## WORK TO DO
Find each line with the string "Partea" and copy it.

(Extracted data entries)
· · · ·
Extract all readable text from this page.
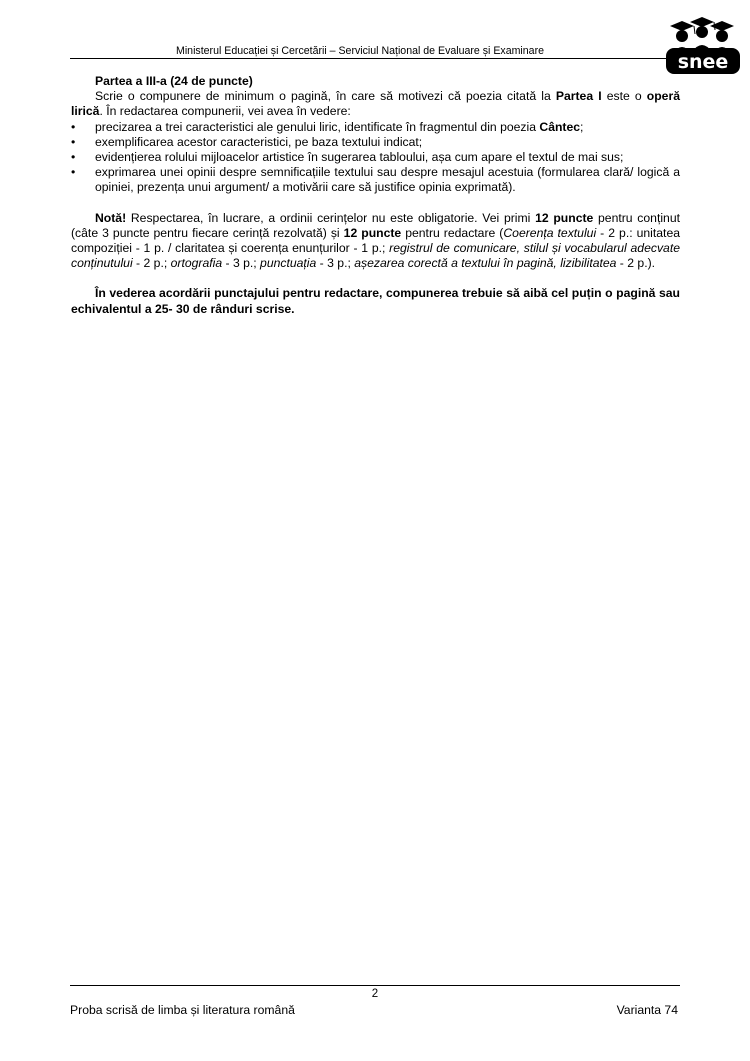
Ministerul Educației și Cercetării – Serviciul Național de Evaluare și Examinare	snee

Partea a III-a (24 de puncte)

Scrie o compunere de minimum o pagină, în care să motivezi că poezia citată la Partea I este o operă lirică. În redactarea compunerii, vei avea în vedere:

• precizarea a trei caracteristici ale genului liric, identificate în fragmentul din poezia Cântec;
• exemplificarea acestor caracteristici, pe baza textului indicat;
• evidențierea rolului mijloacelor artistice în sugerarea tabloului, așa cum apare el textul de mai sus;
• exprimarea unei opinii despre semnificațiile textului sau despre mesajul acestuia (formularea clară/ logică a opiniei, prezența unui argument/ a motivării care să justifice opinia exprimată).

Notă! Respectarea, în lucrare, a ordinii cerințelor nu este obligatorie. Vei primi 12 puncte pentru conținut (câte 3 puncte pentru fiecare cerință rezolvată) și 12 puncte pentru redactare (Coerența textului - 2 p.: unitatea compoziției - 1 p. / claritatea și coerența enunțurilor - 1 p.; registrul de comunicare, stilul și vocabularul adecvate conținutului - 2 p.; ortografia - 3 p.; punctuația - 3 p.; așezarea corectă a textului în pagină, lizibilitatea - 2 p.).

În vederea acordării punctajului pentru redactare, compunerea trebuie să aibă cel puțin o pagină sau echivalentul a 25- 30 de rânduri scrise.

2
Proba scrisă de limba și literatura română	Varianta 74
· · · ·
## THE SOLUTION
Partea a III-a (24 de puncte)
Scrie o compunere de minimum o pagină, în care să motivezi că poezia citată la Partea I este o operă lirică. În redactarea compunerii, vei avea în vedere:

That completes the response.